# [TASK BRIEF]
Where the data below has the string "Kindergarten", return the whole line.

[Lines of data]
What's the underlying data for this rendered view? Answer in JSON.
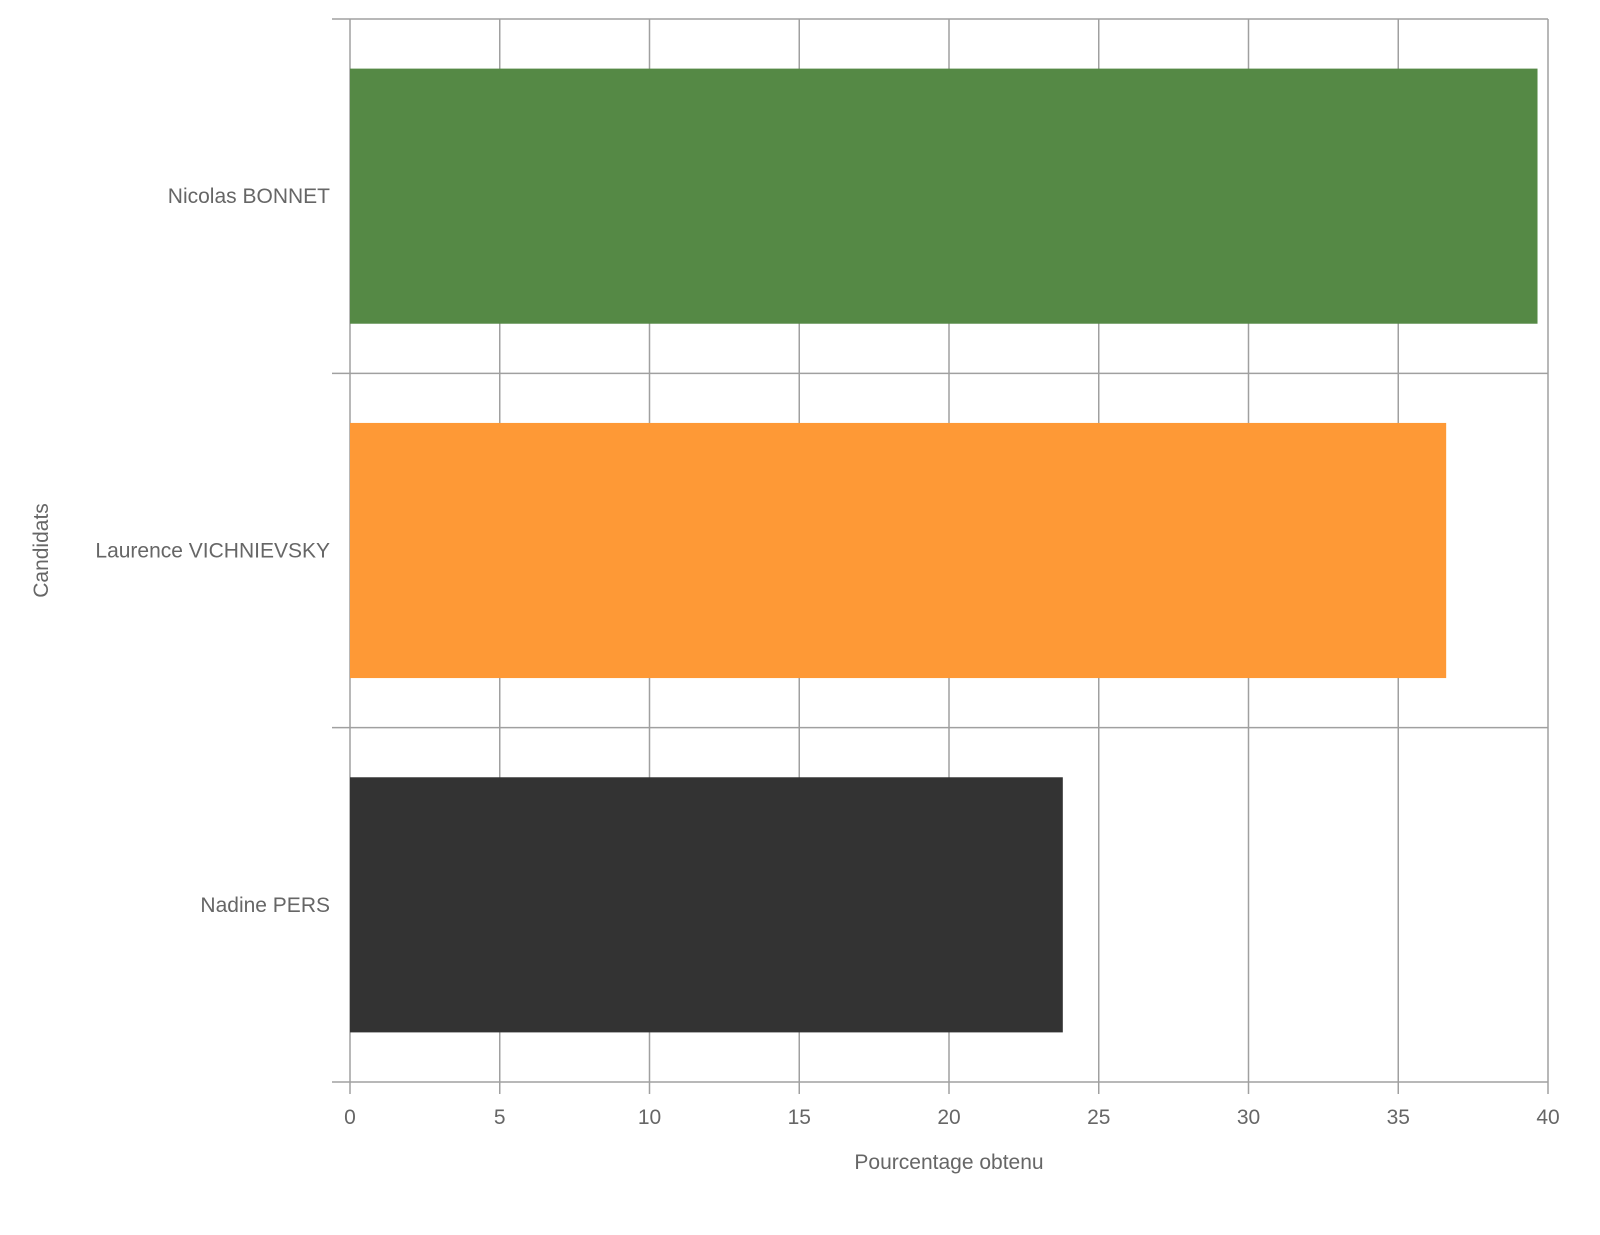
{
  "chart_data": {
    "type": "bar",
    "orientation": "horizontal",
    "categories": [
      "Nicolas BONNET",
      "Laurence VICHNIEVSKY",
      "Nadine PERS"
    ],
    "values": [
      39.65,
      36.6,
      23.8
    ],
    "colors": [
      "#558945",
      "#fe9936",
      "#333333"
    ],
    "xlabel": "Pourcentage obtenu",
    "ylabel": "Candidats",
    "xlim": [
      0,
      40
    ],
    "xticks": [
      0,
      5,
      10,
      15,
      20,
      25,
      30,
      35,
      40
    ],
    "grid": true,
    "legend": "none"
  }
}
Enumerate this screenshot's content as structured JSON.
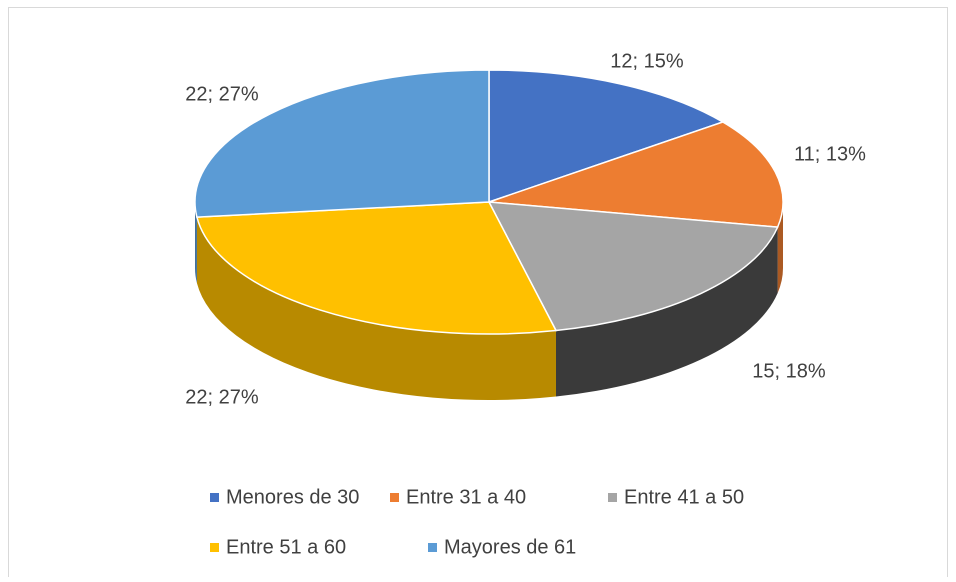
{
  "chart_data": {
    "type": "pie",
    "categories": [
      "Menores de 30",
      "Entre 31 a 40",
      "Entre 41 a 50",
      "Entre 51 a 60",
      "Mayores de 61"
    ],
    "values": [
      12,
      11,
      15,
      22,
      22
    ],
    "value_labels": [
      "12; 15%",
      "11; 13%",
      "15; 18%",
      "22; 27%",
      "22; 27%"
    ],
    "colors": [
      "#4472c4",
      "#ed7d31",
      "#a5a5a5",
      "#ffc000",
      "#5b9bd5"
    ],
    "legend": "bottom"
  }
}
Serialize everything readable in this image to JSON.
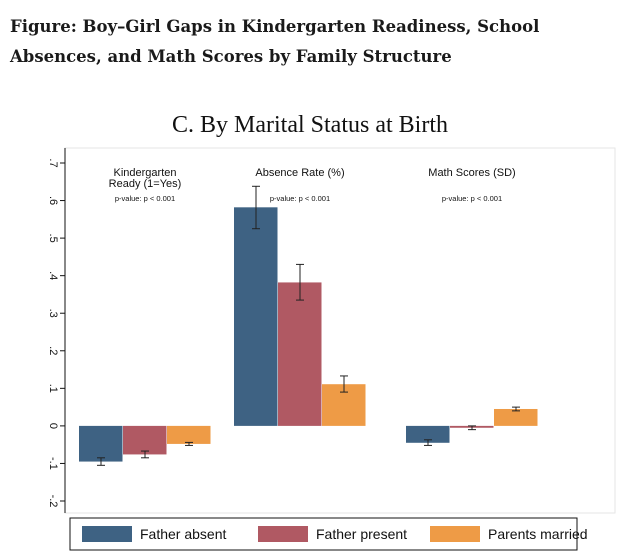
{
  "figure_title": "Figure: Boy–Girl Gaps in Kindergarten Readiness, School Absences, and Math Scores by Family Structure",
  "chart_data": {
    "type": "bar",
    "title": "C. By Marital Status at Birth",
    "xlabel": "",
    "ylabel": "",
    "ylim": [
      -0.2,
      0.7
    ],
    "yticks": [
      -0.2,
      -0.1,
      0,
      0.1,
      0.2,
      0.3,
      0.4,
      0.5,
      0.6,
      0.7
    ],
    "ytick_labels": [
      "-.2",
      "-.1",
      "0",
      ".1",
      ".2",
      ".3",
      ".4",
      ".5",
      ".6",
      ".7"
    ],
    "grid": false,
    "legend_position": "bottom",
    "categories": [
      {
        "label_lines": [
          "Kindergarten",
          "Ready (1=Yes)"
        ],
        "pvalue": "p-value: p < 0.001"
      },
      {
        "label_lines": [
          "Absence Rate (%)"
        ],
        "pvalue": "p-value: p < 0.001"
      },
      {
        "label_lines": [
          "Math Scores (SD)"
        ],
        "pvalue": "p-value: p < 0.001"
      }
    ],
    "series": [
      {
        "name": "Father absent",
        "color": "#3e6283",
        "values": [
          -0.095,
          0.582,
          -0.045
        ],
        "ci_low": [
          -0.105,
          0.525,
          -0.052
        ],
        "ci_high": [
          -0.085,
          0.638,
          -0.037
        ]
      },
      {
        "name": "Father present",
        "color": "#b05963",
        "values": [
          -0.076,
          0.382,
          -0.005
        ],
        "ci_low": [
          -0.085,
          0.335,
          -0.01
        ],
        "ci_high": [
          -0.067,
          0.43,
          0.0
        ]
      },
      {
        "name": "Parents married",
        "color": "#ee9b46",
        "values": [
          -0.048,
          0.111,
          0.045
        ],
        "ci_low": [
          -0.052,
          0.09,
          0.04
        ],
        "ci_high": [
          -0.044,
          0.133,
          0.05
        ]
      }
    ]
  }
}
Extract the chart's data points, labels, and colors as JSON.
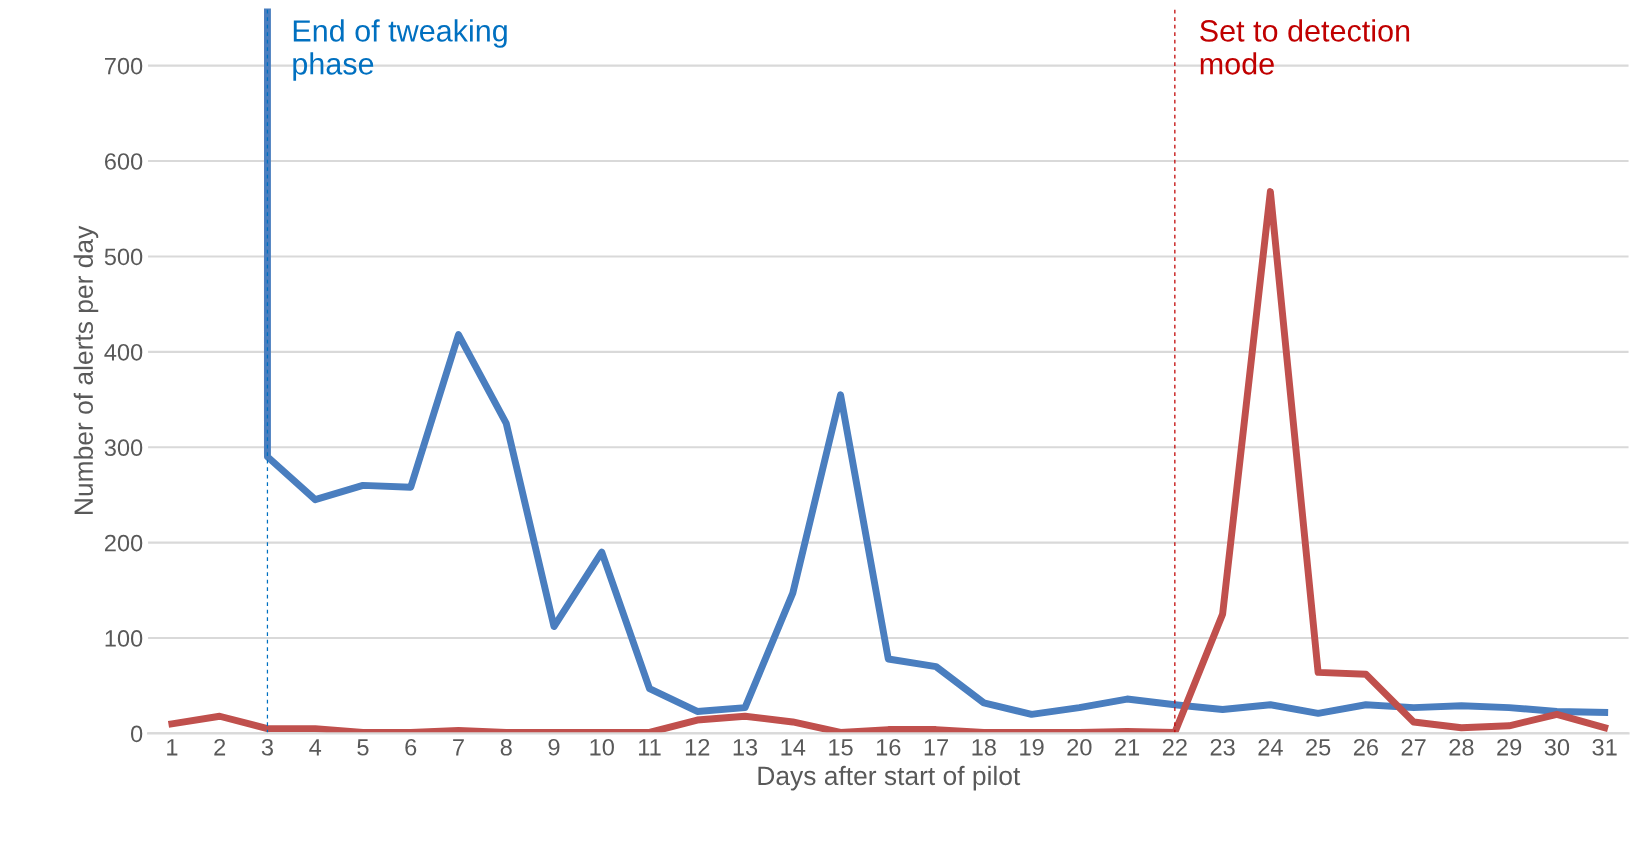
{
  "chart_data": {
    "type": "line",
    "xlabel": "Days after start of pilot",
    "ylabel": "Number of alerts per day",
    "x": [
      1,
      2,
      3,
      4,
      5,
      6,
      7,
      8,
      9,
      10,
      11,
      12,
      13,
      14,
      15,
      16,
      17,
      18,
      19,
      20,
      21,
      22,
      23,
      24,
      25,
      26,
      27,
      28,
      29,
      30,
      31
    ],
    "series": [
      {
        "color": "#4a7ebf",
        "x": [
          3,
          3,
          4,
          5,
          6,
          7,
          8,
          9,
          10,
          11,
          12,
          13,
          14,
          15,
          16,
          17,
          18,
          19,
          20,
          21,
          22,
          23,
          24,
          25,
          26,
          27,
          28,
          29,
          30,
          31
        ],
        "values": [
          760,
          290,
          245,
          260,
          258,
          418,
          325,
          112,
          190,
          47,
          23,
          27,
          147,
          355,
          78,
          70,
          32,
          20,
          27,
          36,
          30,
          25,
          30,
          21,
          30,
          27,
          29,
          27,
          23,
          22
        ]
      },
      {
        "color": "#c0504d",
        "values": [
          10,
          18,
          5,
          5,
          1,
          1,
          3,
          1,
          1,
          1,
          1,
          14,
          18,
          12,
          1,
          4,
          4,
          1,
          1,
          1,
          2,
          1,
          125,
          568,
          64,
          62,
          12,
          6,
          8,
          20,
          6
        ]
      }
    ],
    "xlim": [
      0.5,
      31.5
    ],
    "xticks": [
      1,
      2,
      3,
      4,
      5,
      6,
      7,
      8,
      9,
      10,
      11,
      12,
      13,
      14,
      15,
      16,
      17,
      18,
      19,
      20,
      21,
      22,
      23,
      24,
      25,
      26,
      27,
      28,
      29,
      30,
      31
    ],
    "ylim": [
      0,
      760
    ],
    "yticks": [
      0,
      100,
      200,
      300,
      400,
      500,
      600,
      700
    ],
    "ref_lines": [
      {
        "axis": "x",
        "value": 3,
        "label": "End of tweaking\nphase",
        "color": "#0070c0",
        "line_style": "dashed"
      },
      {
        "axis": "x",
        "value": 22,
        "label": "Set to detection\nmode",
        "color": "#c00000",
        "line_style": "dashed"
      }
    ],
    "grid": "y",
    "legend": false,
    "marker": "none",
    "line_style": "solid"
  }
}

# [RESULT]
  "figure_title": "Figure: Boy–Girl Gaps in Kindergarten Readiness, School Absences, and Math Scores by Family Structure",
          "Kindergarten",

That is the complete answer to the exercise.